# Records provided:
— Start —
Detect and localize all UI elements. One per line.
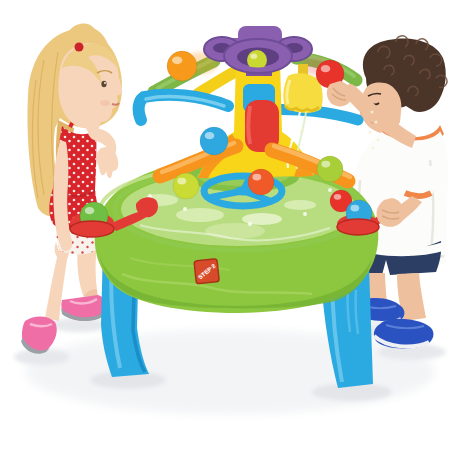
girl-eye (101, 81, 106, 87)
girl-cheek-blush (100, 100, 110, 106)
girl-hair-tie (75, 43, 84, 52)
girl-scoop-lip (70, 221, 114, 237)
play-ball-blue-ramp (200, 127, 228, 155)
scene-illustration: STEP 2 (0, 0, 450, 450)
ball-highlight (205, 132, 215, 139)
ball-highlight (85, 207, 95, 214)
boy-scoop-lip (337, 219, 379, 235)
tower-red-chute-highlight (249, 106, 251, 144)
step2-logo-badge: STEP 2 (194, 259, 219, 284)
play-ball-lime-right (317, 156, 343, 182)
ball-highlight (250, 54, 257, 59)
play-ball-lime-water (173, 173, 199, 199)
play-ball-orange-spinner (248, 169, 274, 195)
boy-sleeve-cuff-trim (405, 193, 431, 196)
product-photo: STEP 2 (0, 0, 450, 450)
girl-eye-glint (104, 82, 106, 84)
ball-highlight (321, 161, 330, 168)
ball-highlight (321, 65, 331, 72)
ball-highlight (172, 56, 182, 64)
play-ball-orange-left (167, 51, 197, 81)
ball-highlight (334, 194, 341, 200)
ball-highlight (350, 205, 359, 212)
ball-highlight (177, 178, 186, 185)
ball-highlight (252, 174, 261, 181)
— End —
# Your goal:
Return every line of the entries above without changing a character, and leave out the pictures.

# Worked solution:
Detect and localize all UI elements. One per line.
girl-eye (101, 81, 106, 87)
girl-cheek-blush (100, 100, 110, 106)
girl-hair-tie (75, 43, 84, 52)
girl-scoop-lip (70, 221, 114, 237)
play-ball-blue-ramp (200, 127, 228, 155)
scene-illustration: STEP 2 (0, 0, 450, 450)
ball-highlight (205, 132, 215, 139)
ball-highlight (85, 207, 95, 214)
boy-scoop-lip (337, 219, 379, 235)
tower-red-chute-highlight (249, 106, 251, 144)
step2-logo-badge: STEP 2 (194, 259, 219, 284)
play-ball-lime-right (317, 156, 343, 182)
ball-highlight (250, 54, 257, 59)
play-ball-lime-water (173, 173, 199, 199)
play-ball-orange-spinner (248, 169, 274, 195)
boy-sleeve-cuff-trim (405, 193, 431, 196)
product-photo: STEP 2 (0, 0, 450, 450)
girl-eye-glint (104, 82, 106, 84)
ball-highlight (321, 161, 330, 168)
ball-highlight (321, 65, 331, 72)
ball-highlight (172, 56, 182, 64)
play-ball-orange-left (167, 51, 197, 81)
ball-highlight (334, 194, 341, 200)
ball-highlight (350, 205, 359, 212)
ball-highlight (177, 178, 186, 185)
ball-highlight (252, 174, 261, 181)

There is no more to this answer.